Collection entries >>
** START **
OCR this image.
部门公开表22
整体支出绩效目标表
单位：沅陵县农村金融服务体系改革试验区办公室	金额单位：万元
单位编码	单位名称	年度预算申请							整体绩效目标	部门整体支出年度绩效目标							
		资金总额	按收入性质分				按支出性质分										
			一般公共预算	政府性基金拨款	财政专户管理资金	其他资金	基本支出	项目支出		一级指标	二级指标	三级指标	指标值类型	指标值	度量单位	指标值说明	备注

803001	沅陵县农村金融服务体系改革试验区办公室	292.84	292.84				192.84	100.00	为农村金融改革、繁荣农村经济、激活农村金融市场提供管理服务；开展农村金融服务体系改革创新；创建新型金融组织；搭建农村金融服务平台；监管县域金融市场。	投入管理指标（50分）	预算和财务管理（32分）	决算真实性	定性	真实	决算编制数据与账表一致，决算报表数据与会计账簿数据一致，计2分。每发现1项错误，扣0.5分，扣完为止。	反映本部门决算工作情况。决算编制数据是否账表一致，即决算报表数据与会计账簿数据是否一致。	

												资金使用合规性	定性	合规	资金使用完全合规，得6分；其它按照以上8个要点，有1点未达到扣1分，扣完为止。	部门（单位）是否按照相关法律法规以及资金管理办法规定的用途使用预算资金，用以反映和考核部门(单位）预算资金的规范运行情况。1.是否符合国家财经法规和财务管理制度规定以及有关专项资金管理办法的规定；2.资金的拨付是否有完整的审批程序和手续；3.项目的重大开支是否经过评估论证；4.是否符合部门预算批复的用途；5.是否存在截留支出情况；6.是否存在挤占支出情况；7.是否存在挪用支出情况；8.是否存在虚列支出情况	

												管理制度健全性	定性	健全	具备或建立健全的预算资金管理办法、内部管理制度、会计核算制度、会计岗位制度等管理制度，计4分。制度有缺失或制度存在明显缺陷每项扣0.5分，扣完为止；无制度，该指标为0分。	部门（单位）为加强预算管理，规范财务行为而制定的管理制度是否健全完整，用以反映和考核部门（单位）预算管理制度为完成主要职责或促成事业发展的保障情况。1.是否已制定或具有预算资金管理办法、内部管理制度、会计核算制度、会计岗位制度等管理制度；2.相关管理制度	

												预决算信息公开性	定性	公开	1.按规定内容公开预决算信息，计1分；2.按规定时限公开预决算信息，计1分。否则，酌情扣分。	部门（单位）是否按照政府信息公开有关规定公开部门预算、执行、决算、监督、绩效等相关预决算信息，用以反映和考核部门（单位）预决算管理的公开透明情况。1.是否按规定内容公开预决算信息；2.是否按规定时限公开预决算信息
** END **
What to work on >>
Using the material above, gather every line that includes "用以反映和考核部门".

The completed task >>
												资金使用合规性	定性	合规	资金使用完全合规，得6分；其它按照以上8个要点，有1点未达到扣1分，扣完为止。	部门（单位）是否按照相关法律法规以及资金管理办法规定的用途使用预算资金，用以反映和考核部门(单位）预算资金的规范运行情况。1.是否符合国家财经法规和财务管理制度规定以及有关专项资金管理办法的规定；2.资金的拨付是否有完整的审批程序和手续；3.项目的重大开支是否经过评估论证；4.是否符合部门预算批复的用途；5.是否存在截留支出情况；6.是否存在挤占支出情况；7.是否存在挪用支出情况；8.是否存在虚列支出情况	
												管理制度健全性	定性	健全	具备或建立健全的预算资金管理办法、内部管理制度、会计核算制度、会计岗位制度等管理制度，计4分。制度有缺失或制度存在明显缺陷每项扣0.5分，扣完为止；无制度，该指标为0分。	部门（单位）为加强预算管理，规范财务行为而制定的管理制度是否健全完整，用以反映和考核部门（单位）预算管理制度为完成主要职责或促成事业发展的保障情况。1.是否已制定或具有预算资金管理办法、内部管理制度、会计核算制度、会计岗位制度等管理制度；2.相关管理制度	
												预决算信息公开性	定性	公开	1.按规定内容公开预决算信息，计1分；2.按规定时限公开预决算信息，计1分。否则，酌情扣分。	部门（单位）是否按照政府信息公开有关规定公开部门预算、执行、决算、监督、绩效等相关预决算信息，用以反映和考核部门（单位）预决算管理的公开透明情况。1.是否按规定内容公开预决算信息；2.是否按规定时限公开预决算信息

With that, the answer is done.